→ **GIVEN PROBLEM 1**
Copy the records below word for word, starting with their first line and going on through the line that contains "validation-error-line [247, 142, 2364, 1213]".

Tightly coupled system - Processors share most resources inc. Memory. The communication is achieved over shared bus too. (Not very flexible and scalable, fault sensitive)

Loosely coupled system - Most resources are not shared with each processor normally own private cache (in tight coupled system too) and dedicated memory. The communication is achieved via messaging over explicit communication link or shared virtual memory.

Five categories in the degree of granularity

Grain size	Description	Synchronisation interval (Instructions)
Fine	Parallelism inherent in a single instruction stream	<>
Medium	Parallel process of multi-tasking in a single application program	20 ~ 200
Coarse	Multiprocessing of concurrent processes in multiprogramming environment	200 ~ 2000
Very Coarse	Distributed processing across network nodes to form a single computing environment	2000 ~ 1M
Independent	Multiple unrelated process	N/A

Intra-machine

Machine architecture

• Interconnection
• Symmetric Multi-Processing (SMP) - all CPUs connected to single backbone bus
• This way memory and peripheral I/O will be accessed via the same shared bus.

• Local cache is used to avoid bus overload
• To maintain memory coherence -> Snoopy cache

• Switched multi-processors
• SMP doesn't really scale well. Switched multi-processors divide memory into groups and connect memory chunks with CPUs via a crossbar switch. (n² switch crosspoint, constant 1 switching stage)
• To reduce the number of crosspoints, Omega network introduces more switching stage. (for each CPU <-> memory chunk combination, there is a log₂n switching stage, each with n/2 switches; totally n*log₂n/2 switches)
• NUMA - hierarchical memory system
• HyperCube

• Approach to share OS responsibility
• Master/slave - Master process executes most of the operating system code, inc. I/O tasks, with slaves performing processor-bound user programs. Thus slave processors normally have to wait master to handle the interrupt for OS level operations.
• Separate kernels - Each CPU runs its own OS and responds only to its local processes. Synchronisation can be achieved via critical region or software/hardware (TSL) level spinlock.
• Symmetrical (shared OS) - OS is in charge here. OS manages a pool of identical processors with high amount of resource sharing as well as mutual exclusions. This approach allows OS maximise parallelism potential and process to utilise all computation power as much as possible with the load significantly on OS.

• Memory access
• Uniform memory access (UMA) - All processors share main memory. This would typically be used in shared bus or SMP system.
• Non-uniform memory access (NUMA) - Global memory is divided into partitions which are then allocated to processors as local memory. This avoid bus conflicts and quicker local memory access for processors.
• COMA
• NORMA

OS Scheduling - determine the order and to which processor the process is assigned and dispatched to

• Issue break down
• Assignment of processes to processors
• Use of multiprogramming on individual processor
• Actual dispatching of a process
• Goals
• Achieve parallelism
• Timesharing - synchronised single queue based scheduling
• Synchronisation of parallel programs - Gang scheduling
• Achieve processor Cache affinity - affinity based scheduling, space-partitioning scheduling (what that means is for example, an interrupted process has already put its data, state on the L1 cache of one processor, to move/migrate to the other processor based on naive rescheduling will slow waste the cached info hence slow things down. This could be even worse if underlining architecture is NUMA rather than symmetric access.)

Element location records:
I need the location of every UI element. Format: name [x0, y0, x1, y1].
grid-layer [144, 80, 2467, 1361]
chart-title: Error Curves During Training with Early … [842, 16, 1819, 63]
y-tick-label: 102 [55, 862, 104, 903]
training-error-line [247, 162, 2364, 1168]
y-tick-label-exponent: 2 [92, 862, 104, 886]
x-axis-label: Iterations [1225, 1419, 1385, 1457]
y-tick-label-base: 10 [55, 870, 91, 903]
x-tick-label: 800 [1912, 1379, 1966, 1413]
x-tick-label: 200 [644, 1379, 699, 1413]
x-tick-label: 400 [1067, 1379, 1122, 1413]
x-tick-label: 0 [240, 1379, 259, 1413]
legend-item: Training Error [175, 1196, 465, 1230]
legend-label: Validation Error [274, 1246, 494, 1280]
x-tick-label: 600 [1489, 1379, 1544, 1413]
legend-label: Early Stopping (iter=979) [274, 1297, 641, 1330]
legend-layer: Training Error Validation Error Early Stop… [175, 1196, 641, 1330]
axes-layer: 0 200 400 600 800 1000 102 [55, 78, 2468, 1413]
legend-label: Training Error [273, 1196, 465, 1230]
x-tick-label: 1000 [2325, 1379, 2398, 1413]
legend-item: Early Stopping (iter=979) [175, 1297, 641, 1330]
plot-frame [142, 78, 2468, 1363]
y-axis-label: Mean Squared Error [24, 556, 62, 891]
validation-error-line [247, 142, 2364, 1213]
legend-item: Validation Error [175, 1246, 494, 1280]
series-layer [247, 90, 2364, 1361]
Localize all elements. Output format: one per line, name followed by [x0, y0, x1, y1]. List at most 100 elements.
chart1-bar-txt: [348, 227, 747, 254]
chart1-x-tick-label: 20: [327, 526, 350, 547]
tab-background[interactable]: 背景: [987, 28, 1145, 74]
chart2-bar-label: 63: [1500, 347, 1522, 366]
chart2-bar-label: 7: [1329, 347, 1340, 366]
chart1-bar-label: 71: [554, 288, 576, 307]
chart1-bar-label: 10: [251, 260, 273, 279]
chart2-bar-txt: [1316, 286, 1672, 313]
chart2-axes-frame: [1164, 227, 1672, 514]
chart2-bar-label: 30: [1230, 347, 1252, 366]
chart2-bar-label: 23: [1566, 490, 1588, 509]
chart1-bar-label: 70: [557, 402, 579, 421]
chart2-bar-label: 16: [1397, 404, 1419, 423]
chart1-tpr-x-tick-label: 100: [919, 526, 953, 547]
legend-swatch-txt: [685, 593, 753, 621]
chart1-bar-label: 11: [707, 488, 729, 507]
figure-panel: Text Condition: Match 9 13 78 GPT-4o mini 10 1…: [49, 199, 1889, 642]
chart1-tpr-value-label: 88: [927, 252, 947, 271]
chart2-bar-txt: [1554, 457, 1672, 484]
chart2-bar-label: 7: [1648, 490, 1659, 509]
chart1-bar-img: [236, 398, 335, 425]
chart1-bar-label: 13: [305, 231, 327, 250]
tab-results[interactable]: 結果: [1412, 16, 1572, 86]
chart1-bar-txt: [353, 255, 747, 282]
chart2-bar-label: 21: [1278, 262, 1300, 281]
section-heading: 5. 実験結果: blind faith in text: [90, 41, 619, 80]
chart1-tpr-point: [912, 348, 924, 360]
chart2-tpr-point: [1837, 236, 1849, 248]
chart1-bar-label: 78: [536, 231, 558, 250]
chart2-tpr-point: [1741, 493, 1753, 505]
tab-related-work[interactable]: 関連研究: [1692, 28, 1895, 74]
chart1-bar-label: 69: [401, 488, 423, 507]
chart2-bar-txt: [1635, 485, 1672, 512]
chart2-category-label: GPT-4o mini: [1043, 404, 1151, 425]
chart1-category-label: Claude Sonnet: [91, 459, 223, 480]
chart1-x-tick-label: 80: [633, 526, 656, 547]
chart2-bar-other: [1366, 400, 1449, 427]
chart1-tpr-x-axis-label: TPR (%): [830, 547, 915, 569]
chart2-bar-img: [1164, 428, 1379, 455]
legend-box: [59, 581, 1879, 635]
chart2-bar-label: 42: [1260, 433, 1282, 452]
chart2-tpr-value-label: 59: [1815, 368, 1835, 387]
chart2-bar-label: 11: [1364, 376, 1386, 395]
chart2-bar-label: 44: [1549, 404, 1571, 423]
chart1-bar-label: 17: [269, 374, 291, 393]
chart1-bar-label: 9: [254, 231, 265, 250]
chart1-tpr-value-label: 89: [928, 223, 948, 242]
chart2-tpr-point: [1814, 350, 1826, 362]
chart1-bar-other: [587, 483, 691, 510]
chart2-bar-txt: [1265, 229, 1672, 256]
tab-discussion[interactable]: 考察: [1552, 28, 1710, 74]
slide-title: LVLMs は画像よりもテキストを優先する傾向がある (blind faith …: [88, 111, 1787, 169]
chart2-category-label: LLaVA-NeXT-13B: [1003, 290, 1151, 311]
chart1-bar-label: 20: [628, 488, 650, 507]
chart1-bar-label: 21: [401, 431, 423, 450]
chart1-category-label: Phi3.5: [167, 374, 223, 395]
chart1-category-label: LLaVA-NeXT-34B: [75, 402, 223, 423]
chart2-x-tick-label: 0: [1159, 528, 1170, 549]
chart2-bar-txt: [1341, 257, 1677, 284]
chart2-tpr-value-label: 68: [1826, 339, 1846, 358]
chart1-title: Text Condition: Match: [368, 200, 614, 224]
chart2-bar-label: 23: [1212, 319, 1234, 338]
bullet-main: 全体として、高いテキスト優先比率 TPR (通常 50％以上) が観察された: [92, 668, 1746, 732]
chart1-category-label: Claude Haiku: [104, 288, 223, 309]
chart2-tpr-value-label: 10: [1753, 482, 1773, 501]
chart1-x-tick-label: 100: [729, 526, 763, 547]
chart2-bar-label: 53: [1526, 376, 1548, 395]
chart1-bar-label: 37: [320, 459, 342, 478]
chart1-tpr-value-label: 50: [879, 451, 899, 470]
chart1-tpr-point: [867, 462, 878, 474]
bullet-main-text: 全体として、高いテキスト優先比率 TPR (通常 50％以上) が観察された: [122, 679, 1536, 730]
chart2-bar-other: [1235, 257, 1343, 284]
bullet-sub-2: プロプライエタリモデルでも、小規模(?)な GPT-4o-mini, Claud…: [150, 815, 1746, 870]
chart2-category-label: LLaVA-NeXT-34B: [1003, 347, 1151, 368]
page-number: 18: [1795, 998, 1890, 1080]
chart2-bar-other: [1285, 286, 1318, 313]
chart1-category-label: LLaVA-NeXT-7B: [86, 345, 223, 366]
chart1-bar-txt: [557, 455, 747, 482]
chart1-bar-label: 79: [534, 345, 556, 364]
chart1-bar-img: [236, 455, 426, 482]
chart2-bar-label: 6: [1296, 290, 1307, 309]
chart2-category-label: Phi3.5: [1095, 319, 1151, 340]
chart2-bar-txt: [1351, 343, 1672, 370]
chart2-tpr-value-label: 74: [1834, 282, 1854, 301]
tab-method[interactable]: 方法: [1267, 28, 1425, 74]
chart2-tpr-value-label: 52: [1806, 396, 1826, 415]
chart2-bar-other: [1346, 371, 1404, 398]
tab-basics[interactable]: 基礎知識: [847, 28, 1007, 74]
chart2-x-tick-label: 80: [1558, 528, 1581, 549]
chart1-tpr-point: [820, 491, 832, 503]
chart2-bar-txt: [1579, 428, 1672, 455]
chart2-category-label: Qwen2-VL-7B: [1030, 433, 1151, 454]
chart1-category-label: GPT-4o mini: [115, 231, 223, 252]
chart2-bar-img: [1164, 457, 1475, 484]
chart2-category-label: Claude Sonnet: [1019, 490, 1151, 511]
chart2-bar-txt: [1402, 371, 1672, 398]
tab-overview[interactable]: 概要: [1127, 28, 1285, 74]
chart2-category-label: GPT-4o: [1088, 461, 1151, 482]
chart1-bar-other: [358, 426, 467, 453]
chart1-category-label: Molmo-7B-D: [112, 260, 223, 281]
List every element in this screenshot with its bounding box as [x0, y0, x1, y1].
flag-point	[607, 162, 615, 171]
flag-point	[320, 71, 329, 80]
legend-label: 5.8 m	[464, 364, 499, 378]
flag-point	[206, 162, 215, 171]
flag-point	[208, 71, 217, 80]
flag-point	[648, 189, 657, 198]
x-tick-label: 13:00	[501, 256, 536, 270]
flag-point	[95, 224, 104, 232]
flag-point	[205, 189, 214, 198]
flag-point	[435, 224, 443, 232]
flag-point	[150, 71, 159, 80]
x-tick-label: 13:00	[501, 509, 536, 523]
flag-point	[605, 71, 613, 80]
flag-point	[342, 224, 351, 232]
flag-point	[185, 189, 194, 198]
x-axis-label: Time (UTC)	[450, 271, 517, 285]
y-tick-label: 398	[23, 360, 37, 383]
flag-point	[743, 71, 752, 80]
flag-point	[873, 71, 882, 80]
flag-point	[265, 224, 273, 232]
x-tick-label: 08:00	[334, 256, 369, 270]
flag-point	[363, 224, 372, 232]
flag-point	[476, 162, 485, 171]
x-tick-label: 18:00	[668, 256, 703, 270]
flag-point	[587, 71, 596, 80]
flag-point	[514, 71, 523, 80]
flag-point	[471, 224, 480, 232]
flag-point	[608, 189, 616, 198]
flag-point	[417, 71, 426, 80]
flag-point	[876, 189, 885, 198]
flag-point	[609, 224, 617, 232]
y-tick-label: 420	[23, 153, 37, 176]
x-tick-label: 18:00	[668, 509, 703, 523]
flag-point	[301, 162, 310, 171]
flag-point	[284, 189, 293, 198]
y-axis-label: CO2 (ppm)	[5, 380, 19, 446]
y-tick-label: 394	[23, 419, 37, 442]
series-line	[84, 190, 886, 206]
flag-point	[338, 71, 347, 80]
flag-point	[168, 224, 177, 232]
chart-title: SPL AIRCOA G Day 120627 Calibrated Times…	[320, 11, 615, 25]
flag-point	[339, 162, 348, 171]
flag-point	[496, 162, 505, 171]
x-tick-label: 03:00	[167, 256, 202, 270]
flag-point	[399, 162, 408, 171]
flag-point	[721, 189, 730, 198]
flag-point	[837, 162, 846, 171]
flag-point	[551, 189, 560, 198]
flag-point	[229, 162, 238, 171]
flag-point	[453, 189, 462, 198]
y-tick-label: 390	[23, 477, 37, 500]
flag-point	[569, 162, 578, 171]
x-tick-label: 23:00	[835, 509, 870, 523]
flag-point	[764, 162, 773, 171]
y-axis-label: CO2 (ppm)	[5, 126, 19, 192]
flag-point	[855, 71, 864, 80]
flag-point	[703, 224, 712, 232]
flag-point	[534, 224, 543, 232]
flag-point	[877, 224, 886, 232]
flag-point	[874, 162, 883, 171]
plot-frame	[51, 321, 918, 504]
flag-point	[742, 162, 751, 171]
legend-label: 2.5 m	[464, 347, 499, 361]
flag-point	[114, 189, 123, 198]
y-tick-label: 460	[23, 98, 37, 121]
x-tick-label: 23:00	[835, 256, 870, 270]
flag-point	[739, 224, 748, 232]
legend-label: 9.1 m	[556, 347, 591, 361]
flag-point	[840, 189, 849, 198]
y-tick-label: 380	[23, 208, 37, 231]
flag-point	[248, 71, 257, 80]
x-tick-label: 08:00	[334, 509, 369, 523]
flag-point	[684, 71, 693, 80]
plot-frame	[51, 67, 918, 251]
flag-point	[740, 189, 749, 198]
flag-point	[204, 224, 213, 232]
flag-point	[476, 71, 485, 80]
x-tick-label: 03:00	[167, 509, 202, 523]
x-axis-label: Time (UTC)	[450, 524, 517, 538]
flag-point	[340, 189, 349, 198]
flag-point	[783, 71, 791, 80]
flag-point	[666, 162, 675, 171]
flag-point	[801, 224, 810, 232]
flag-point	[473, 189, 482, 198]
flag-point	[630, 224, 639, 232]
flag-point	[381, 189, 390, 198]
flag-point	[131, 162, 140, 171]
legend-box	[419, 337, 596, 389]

→ **GIVEN PROBLEM 2**
Repeat word for word the passage of the multiprocessor systems notes starting with "Intra-machine" and going on through "1 switching stage)".

→ **RESULT 1**
I need the location of every UI element. Format: name [x0, y0, x1, y1].
grid-layer [144, 80, 2467, 1361]
chart-title: Error Curves During Training with Early … [842, 16, 1819, 63]
y-tick-label: 102 [55, 862, 104, 903]
training-error-line [247, 162, 2364, 1168]
y-tick-label-exponent: 2 [92, 862, 104, 886]
x-axis-label: Iterations [1225, 1419, 1385, 1457]
y-tick-label-base: 10 [55, 870, 91, 903]
x-tick-label: 800 [1912, 1379, 1966, 1413]
x-tick-label: 200 [644, 1379, 699, 1413]
x-tick-label: 400 [1067, 1379, 1122, 1413]
x-tick-label: 0 [240, 1379, 259, 1413]
legend-item: Training Error [175, 1196, 465, 1230]
legend-label: Validation Error [274, 1246, 494, 1280]
x-tick-label: 600 [1489, 1379, 1544, 1413]
legend-label: Early Stopping (iter=979) [274, 1297, 641, 1330]
legend-layer: Training Error Validation Error Early Stop… [175, 1196, 641, 1330]
axes-layer: 0 200 400 600 800 1000 102 [55, 78, 2468, 1413]
legend-label: Training Error [273, 1196, 465, 1230]
x-tick-label: 1000 [2325, 1379, 2398, 1413]
legend-item: Early Stopping (iter=979) [175, 1297, 641, 1330]
plot-frame [142, 78, 2468, 1363]
y-axis-label: Mean Squared Error [24, 556, 62, 891]
validation-error-line [247, 142, 2364, 1213]

→ **RESULT 2**
Intra-machine

Machine architecture

• Interconnection
• Symmetric Multi-Processing (SMP) - all CPUs connected to single backbone bus
• This way memory and peripheral I/O will be accessed via the same shared bus.

• Local cache is used to avoid bus overload
• To maintain memory coherence -> Snoopy cache

• Switched multi-processors
• SMP doesn't really scale well. Switched multi-processors divide memory into groups and connect memory chunks with CPUs via a crossbar switch. (n² switch crosspoint, constant 1 switching stage)